▶ **Task details**:
Set the data down again, exactly as it reads, but without the pictures.
+===+
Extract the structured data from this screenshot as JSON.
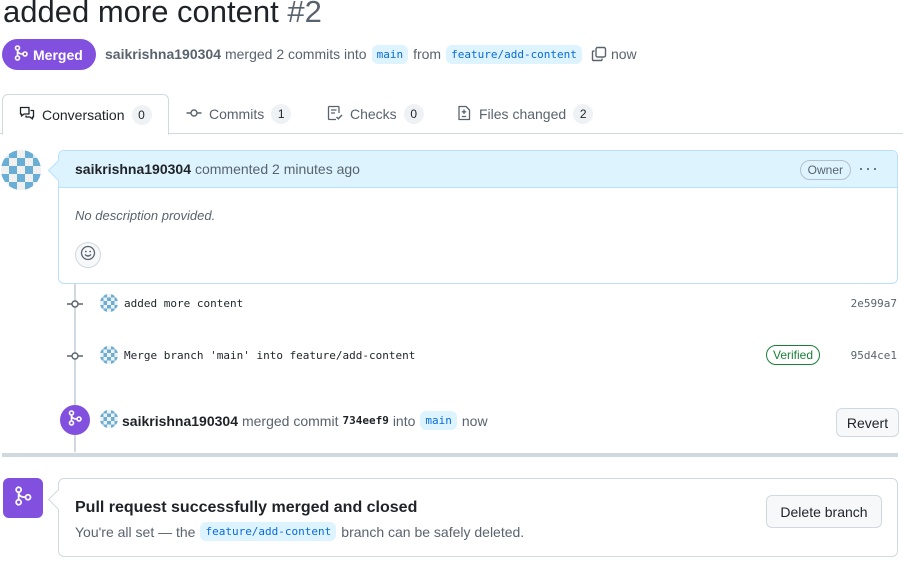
{
  "pr": {
    "title": "added more content",
    "number": "#2",
    "state": "Merged",
    "author": "saikrishna190304",
    "merge_text_1": "merged 2 commits into",
    "base_branch": "main",
    "merge_text_2": "from",
    "head_branch": "feature/add-content",
    "time": "now"
  },
  "tabs": [
    {
      "label": "Conversation",
      "count": "0",
      "icon": "comment-discussion-icon"
    },
    {
      "label": "Commits",
      "count": "1",
      "icon": "git-commit-icon"
    },
    {
      "label": "Checks",
      "count": "0",
      "icon": "checklist-icon"
    },
    {
      "label": "Files changed",
      "count": "2",
      "icon": "file-diff-icon"
    }
  ],
  "comment": {
    "author": "saikrishna190304",
    "action": "commented 2 minutes ago",
    "badge": "Owner",
    "body": "No description provided.",
    "menu": "···"
  },
  "commits": [
    {
      "message": "added more content",
      "sha": "2e599a7",
      "verified": ""
    },
    {
      "message": "Merge branch 'main' into feature/add-content",
      "sha": "95d4ce1",
      "verified": "Verified"
    }
  ],
  "merge_event": {
    "author": "saikrishna190304",
    "action": "merged commit",
    "sha": "734eef9",
    "into": "into",
    "branch": "main",
    "time": "now",
    "revert_label": "Revert"
  },
  "merged_box": {
    "title": "Pull request successfully merged and closed",
    "sub_1": "You're all set — the",
    "branch": "feature/add-content",
    "sub_2": "branch can be safely deleted.",
    "delete_label": "Delete branch"
  },
  "colors": {
    "merged_purple": "#8250df",
    "link_blue": "#0969da",
    "verified_green": "#1a7f37",
    "comment_header": "#ddf4ff"
  }
}
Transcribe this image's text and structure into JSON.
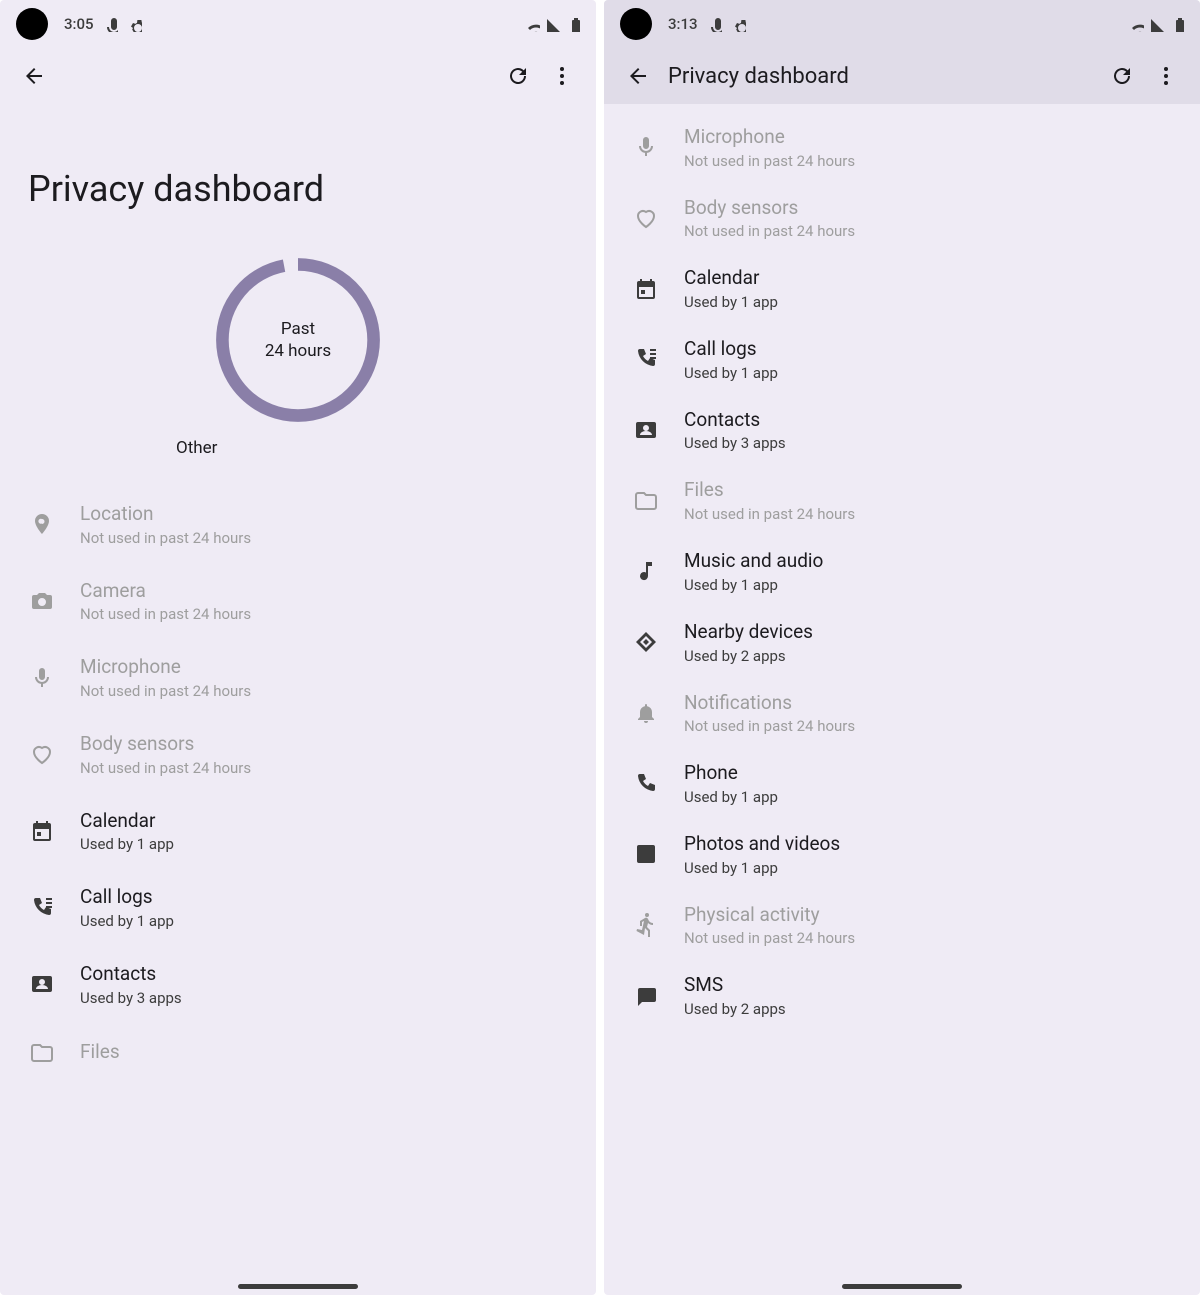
+===+
▶ **Written solution**:
Extract the structured data from this screenshot as JSON.
{
  "pr": {
    "title": "added more content",
    "number": "#2",
    "state": "Merged",
    "author": "saikrishna190304",
    "merge_text_1": "merged 2 commits into",
    "base_branch": "main",
    "merge_text_2": "from",
    "head_branch": "feature/add-content",
    "time": "now"
  },
  "tabs": [
    {
      "label": "Conversation",
      "count": "0",
      "icon": "comment-discussion-icon"
    },
    {
      "label": "Commits",
      "count": "1",
      "icon": "git-commit-icon"
    },
    {
      "label": "Checks",
      "count": "0",
      "icon": "checklist-icon"
    },
    {
      "label": "Files changed",
      "count": "2",
      "icon": "file-diff-icon"
    }
  ],
  "comment": {
    "author": "saikrishna190304",
    "action": "commented 2 minutes ago",
    "badge": "Owner",
    "body": "No description provided.",
    "menu": "···"
  },
  "commits": [
    {
      "message": "added more content",
      "sha": "2e599a7",
      "verified": ""
    },
    {
      "message": "Merge branch 'main' into feature/add-content",
      "sha": "95d4ce1",
      "verified": "Verified"
    }
  ],
  "merge_event": {
    "author": "saikrishna190304",
    "action": "merged commit",
    "sha": "734eef9",
    "into": "into",
    "branch": "main",
    "time": "now",
    "revert_label": "Revert"
  },
  "merged_box": {
    "title": "Pull request successfully merged and closed",
    "sub_1": "You're all set — the",
    "branch": "feature/add-content",
    "sub_2": "branch can be safely deleted.",
    "delete_label": "Delete branch"
  },
  "colors": {
    "merged_purple": "#8250df",
    "link_blue": "#0969da",
    "verified_green": "#1a7f37",
    "comment_header": "#ddf4ff"
  }
}
Transcribe this image's text and structure into JSON.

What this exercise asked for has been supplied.